### Recorded data

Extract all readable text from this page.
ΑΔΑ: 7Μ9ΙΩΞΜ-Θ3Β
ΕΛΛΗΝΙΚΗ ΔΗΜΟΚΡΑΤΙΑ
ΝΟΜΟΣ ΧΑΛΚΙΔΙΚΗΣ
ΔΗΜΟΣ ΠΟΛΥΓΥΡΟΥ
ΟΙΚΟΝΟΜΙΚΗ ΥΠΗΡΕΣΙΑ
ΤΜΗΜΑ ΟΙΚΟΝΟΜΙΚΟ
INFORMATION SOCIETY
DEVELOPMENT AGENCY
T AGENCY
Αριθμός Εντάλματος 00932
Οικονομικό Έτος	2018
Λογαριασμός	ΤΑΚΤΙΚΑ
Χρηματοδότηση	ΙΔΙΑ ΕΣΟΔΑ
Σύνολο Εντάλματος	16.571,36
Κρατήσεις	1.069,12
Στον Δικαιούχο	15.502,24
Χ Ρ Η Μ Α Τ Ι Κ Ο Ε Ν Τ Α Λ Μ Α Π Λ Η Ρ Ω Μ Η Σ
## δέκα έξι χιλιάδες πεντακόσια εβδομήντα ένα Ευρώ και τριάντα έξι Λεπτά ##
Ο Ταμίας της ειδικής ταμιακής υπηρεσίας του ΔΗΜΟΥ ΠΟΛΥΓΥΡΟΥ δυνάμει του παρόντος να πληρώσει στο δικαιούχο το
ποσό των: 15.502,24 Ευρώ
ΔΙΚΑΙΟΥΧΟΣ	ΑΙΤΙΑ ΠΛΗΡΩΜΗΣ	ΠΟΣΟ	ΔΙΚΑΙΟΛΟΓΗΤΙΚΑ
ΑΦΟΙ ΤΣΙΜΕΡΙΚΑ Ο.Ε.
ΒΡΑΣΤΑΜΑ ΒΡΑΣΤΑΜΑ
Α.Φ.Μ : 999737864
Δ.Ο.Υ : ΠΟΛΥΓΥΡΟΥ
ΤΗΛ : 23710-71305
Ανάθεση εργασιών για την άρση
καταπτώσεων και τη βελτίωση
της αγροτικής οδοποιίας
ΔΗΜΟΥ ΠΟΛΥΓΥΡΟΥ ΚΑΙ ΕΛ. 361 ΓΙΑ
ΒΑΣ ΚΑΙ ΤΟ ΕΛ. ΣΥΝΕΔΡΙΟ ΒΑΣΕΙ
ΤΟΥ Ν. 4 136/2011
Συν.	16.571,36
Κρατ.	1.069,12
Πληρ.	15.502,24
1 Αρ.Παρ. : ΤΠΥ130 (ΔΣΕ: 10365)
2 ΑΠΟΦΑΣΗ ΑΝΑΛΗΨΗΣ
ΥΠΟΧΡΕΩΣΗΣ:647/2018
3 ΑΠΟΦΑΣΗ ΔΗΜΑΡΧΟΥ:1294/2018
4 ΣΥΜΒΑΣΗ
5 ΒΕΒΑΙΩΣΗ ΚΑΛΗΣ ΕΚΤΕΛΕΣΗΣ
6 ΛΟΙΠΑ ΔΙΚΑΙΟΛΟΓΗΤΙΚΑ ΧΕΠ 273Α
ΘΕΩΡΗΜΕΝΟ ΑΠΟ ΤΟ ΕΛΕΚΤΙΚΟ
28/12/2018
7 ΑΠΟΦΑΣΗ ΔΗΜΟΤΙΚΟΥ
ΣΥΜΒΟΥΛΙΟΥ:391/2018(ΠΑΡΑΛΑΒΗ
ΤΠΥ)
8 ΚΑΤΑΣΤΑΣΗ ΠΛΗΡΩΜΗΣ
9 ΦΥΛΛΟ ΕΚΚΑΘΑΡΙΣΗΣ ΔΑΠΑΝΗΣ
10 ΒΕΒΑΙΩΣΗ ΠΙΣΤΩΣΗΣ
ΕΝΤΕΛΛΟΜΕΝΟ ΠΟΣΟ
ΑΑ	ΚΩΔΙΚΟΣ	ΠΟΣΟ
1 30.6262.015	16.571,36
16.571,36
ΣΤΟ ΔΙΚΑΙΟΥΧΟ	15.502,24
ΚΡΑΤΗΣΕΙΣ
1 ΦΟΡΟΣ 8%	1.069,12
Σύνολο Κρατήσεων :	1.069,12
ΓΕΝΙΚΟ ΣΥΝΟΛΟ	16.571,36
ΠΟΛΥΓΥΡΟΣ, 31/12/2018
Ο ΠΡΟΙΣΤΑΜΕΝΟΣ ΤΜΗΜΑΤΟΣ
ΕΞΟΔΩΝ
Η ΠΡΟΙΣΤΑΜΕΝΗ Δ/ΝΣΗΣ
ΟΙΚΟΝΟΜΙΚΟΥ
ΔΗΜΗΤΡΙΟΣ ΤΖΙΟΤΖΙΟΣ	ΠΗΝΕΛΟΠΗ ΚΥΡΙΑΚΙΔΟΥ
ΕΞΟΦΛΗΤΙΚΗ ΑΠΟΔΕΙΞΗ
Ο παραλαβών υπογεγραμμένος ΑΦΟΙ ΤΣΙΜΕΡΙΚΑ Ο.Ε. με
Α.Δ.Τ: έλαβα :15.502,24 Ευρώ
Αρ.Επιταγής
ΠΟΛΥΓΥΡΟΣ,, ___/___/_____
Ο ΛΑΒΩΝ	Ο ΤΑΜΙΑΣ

### EXERCISE DIRECTIONS
Select every line in the records above that contains the word "ΑΠΟΦΑΣΗ".

### ANSWER TO THIS TASK
2 ΑΠΟΦΑΣΗ ΑΝΑΛΗΨΗΣ
3 ΑΠΟΦΑΣΗ ΔΗΜΑΡΧΟΥ:1294/2018
7 ΑΠΟΦΑΣΗ ΔΗΜΟΤΙΚΟΥ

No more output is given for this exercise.